§ WHAT YOU NEED TO DO
Summarize the forum thread below on matching accented words with the re module in two sentences.

§ DOCUMENT
#####
Making Montreal match Montréal using re

Skip Montanaro

unread,

Jan 27, 1998, 3:00:00 AM1/27/98

to

I'm using the default locale (whatever US ASCII is), but I'd like to match
some words that have accented characters using the re module. For instance,
I'd like the Americanized "Montreal" to match the French "Montréal". I
thought the way to do this changed with 1.5 and the re module, but a search
of the Python locator and the re module documentation didn't turn up
anything useful. How do I do this?

Thx,

Skip Montanaro | Musi-Cal: http://concerts.calendar.com/
sk...@calendar.com | Python Support: http://www.pythonpros.com/
(518)372-5583 | XEmacs: http://www.automatrix.com/~skip/xemacs/tip.html

Guido van Rossum

unread,

Jan 27, 1998, 3:00:00 AM1/27/98

to

> I'm using the default locale (whatever US ASCII is), but I'd like to match

> some words that have accented characters using the re module. For instance=
> ,
> I'd like the Americanized "Montreal" to match the French "Montr=E9al". I
> thought the way to do this changed with 1.5 and the re module, but a search=

>
> of the Python locator and the re module documentation didn't turn up
> anything useful. How do I do this?

If you don't want to change the locale, you'll have to make an
explicit translation table (so you'll have to decide exactly which
accented characters you want to map to which other characters) and
translate the string using string.translate().

--Guido van Rossum (home page: http://www.python.org/~guido/)
#####
§ LISTING
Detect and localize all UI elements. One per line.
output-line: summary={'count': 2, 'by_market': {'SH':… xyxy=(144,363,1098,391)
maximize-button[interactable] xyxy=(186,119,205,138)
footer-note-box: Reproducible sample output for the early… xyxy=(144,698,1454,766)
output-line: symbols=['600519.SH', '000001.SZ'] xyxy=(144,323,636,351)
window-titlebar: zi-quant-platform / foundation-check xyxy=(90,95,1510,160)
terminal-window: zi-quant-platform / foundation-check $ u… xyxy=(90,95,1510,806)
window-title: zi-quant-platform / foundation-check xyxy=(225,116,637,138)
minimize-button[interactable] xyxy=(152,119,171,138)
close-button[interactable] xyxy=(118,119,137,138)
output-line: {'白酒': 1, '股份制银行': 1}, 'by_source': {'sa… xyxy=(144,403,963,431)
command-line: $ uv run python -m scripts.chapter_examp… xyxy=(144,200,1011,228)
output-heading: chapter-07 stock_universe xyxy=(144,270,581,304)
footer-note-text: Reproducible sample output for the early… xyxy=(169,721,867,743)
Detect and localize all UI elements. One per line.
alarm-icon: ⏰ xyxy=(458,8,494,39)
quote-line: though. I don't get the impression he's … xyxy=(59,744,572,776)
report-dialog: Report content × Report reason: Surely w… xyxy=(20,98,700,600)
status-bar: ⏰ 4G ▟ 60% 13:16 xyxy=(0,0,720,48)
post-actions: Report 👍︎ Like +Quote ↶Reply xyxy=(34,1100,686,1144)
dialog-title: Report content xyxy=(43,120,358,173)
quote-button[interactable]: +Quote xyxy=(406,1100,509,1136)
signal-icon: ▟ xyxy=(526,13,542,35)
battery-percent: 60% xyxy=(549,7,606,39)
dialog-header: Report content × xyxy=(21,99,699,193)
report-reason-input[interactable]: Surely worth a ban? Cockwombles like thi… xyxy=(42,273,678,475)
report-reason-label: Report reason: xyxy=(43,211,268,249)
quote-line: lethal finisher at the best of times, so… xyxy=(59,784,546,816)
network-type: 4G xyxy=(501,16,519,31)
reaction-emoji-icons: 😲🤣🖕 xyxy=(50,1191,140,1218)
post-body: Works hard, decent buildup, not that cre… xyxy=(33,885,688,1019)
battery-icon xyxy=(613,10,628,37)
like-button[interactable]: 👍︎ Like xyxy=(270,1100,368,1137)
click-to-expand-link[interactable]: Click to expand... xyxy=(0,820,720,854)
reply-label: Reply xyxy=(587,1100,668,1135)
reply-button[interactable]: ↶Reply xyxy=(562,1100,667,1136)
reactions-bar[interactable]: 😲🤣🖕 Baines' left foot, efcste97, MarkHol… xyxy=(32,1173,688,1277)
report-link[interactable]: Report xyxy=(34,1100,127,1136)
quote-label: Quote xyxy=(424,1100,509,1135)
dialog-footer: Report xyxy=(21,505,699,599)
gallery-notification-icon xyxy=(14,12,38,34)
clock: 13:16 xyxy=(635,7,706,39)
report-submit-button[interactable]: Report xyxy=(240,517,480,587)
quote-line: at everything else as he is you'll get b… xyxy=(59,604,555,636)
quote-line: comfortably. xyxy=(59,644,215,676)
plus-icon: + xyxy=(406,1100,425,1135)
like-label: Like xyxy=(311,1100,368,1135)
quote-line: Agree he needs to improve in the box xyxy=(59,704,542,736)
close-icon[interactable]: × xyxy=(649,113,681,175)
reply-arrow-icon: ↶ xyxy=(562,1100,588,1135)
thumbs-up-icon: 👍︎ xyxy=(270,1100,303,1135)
#####
§ THE COMPLETED TASK
Skip Montanaro, using the default locale, asks how to make the re module match the Americanized "Montreal" to the French "Montréal," since searching the Python locator and the re module documentation turned up nothing useful. Guido van Rossum replies that without changing the locale, he must build an explicit translation table that maps chosen accented characters to other characters and then translate the string with string.translate().